◆ **Exercise aim**
How many of the lines below hold the word "между"? Answer only with the number.

◆ **Dataset records**

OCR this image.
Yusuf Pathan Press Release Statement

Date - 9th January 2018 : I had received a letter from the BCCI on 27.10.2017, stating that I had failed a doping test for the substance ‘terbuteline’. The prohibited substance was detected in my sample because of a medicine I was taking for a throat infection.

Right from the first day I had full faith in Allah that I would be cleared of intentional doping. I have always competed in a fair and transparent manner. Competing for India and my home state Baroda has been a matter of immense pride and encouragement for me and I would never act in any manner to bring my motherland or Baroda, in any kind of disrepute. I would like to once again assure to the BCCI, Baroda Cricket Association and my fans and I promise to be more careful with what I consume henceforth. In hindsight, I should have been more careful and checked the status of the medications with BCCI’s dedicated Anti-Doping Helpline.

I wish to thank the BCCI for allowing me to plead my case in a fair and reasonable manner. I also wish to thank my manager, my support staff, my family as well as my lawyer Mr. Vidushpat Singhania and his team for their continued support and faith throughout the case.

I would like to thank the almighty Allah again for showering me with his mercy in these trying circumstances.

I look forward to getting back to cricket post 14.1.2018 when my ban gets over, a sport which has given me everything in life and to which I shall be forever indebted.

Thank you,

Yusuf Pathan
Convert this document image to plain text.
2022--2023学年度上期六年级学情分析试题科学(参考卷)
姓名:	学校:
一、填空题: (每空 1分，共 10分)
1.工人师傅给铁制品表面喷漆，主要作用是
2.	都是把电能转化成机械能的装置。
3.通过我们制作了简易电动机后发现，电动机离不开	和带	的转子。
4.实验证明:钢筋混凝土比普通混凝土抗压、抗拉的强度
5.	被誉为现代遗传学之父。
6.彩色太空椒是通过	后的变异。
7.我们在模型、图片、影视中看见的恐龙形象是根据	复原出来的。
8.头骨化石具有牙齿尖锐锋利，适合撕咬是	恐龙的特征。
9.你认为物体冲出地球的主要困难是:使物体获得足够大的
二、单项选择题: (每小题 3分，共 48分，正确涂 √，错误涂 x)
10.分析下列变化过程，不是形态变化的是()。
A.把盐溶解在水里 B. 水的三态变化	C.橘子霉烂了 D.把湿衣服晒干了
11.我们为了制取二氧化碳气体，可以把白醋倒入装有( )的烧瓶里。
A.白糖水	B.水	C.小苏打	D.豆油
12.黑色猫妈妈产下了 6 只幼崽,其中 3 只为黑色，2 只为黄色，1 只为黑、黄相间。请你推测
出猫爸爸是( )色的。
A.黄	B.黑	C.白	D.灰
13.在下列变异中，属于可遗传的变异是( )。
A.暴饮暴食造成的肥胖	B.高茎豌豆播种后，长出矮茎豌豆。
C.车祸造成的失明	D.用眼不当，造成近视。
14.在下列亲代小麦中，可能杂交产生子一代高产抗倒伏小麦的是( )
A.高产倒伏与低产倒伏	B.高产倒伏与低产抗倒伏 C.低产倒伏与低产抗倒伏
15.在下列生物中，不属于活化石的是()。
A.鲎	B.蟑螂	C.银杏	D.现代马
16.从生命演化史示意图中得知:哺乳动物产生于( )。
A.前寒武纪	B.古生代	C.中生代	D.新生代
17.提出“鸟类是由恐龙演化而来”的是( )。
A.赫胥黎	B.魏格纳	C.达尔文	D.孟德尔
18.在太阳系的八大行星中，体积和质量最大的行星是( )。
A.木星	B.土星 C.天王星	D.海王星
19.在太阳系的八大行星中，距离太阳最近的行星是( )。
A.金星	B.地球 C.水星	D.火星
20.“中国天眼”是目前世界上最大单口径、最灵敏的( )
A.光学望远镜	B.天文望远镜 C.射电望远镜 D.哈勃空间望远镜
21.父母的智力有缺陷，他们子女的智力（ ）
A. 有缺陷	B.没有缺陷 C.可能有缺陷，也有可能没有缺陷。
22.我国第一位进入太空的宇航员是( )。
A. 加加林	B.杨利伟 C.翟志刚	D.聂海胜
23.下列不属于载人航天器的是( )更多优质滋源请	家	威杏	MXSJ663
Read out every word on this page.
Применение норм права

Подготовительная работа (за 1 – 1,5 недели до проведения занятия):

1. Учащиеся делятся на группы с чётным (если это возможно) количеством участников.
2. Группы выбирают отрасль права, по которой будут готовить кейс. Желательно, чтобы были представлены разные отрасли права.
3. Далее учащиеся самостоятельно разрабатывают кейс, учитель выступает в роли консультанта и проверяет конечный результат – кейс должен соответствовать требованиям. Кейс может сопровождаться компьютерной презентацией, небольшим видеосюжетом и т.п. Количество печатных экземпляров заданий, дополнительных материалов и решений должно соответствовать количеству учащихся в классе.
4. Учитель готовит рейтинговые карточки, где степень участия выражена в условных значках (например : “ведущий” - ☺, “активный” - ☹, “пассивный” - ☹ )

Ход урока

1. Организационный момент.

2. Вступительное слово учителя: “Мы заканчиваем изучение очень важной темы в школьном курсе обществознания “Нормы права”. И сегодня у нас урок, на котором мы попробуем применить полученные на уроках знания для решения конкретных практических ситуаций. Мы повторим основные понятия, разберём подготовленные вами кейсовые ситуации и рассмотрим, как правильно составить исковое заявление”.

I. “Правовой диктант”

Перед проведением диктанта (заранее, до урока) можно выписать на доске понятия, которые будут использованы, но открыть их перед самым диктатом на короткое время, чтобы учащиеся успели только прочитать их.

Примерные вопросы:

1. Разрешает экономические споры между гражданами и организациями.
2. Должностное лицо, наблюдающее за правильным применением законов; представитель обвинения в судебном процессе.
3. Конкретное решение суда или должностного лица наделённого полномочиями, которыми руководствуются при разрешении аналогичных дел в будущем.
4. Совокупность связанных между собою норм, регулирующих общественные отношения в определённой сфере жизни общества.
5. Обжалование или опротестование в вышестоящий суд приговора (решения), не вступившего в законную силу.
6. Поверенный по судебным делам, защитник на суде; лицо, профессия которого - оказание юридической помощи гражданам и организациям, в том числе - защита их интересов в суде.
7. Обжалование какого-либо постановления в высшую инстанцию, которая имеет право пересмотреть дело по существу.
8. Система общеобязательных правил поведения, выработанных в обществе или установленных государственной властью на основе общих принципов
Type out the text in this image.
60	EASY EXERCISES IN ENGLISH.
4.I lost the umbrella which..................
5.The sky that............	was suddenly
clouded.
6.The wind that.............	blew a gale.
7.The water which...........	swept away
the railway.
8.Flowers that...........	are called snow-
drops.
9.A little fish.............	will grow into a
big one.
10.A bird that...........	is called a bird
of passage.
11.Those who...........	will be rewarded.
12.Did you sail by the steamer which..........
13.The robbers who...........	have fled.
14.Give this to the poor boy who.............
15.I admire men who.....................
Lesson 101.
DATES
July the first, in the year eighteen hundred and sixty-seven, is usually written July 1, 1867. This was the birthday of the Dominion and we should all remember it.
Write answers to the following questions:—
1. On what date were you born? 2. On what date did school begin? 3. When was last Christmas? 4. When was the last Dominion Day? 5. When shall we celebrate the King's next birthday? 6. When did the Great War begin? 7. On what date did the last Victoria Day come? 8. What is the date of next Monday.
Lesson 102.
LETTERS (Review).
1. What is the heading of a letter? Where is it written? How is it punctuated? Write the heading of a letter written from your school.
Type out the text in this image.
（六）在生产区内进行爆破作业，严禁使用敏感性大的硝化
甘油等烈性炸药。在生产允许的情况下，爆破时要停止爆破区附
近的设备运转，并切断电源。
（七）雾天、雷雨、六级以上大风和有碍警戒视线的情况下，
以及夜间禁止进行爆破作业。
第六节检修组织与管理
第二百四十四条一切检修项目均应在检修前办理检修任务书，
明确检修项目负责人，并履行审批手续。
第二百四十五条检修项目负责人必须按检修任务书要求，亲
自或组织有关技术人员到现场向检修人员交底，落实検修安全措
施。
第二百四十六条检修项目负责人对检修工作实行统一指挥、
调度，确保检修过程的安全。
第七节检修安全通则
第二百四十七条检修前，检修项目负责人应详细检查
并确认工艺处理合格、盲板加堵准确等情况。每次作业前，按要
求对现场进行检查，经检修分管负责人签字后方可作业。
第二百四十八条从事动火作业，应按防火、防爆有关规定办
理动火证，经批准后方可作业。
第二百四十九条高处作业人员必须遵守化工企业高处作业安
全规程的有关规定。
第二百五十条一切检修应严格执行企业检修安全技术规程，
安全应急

◆ **Exercise output**
2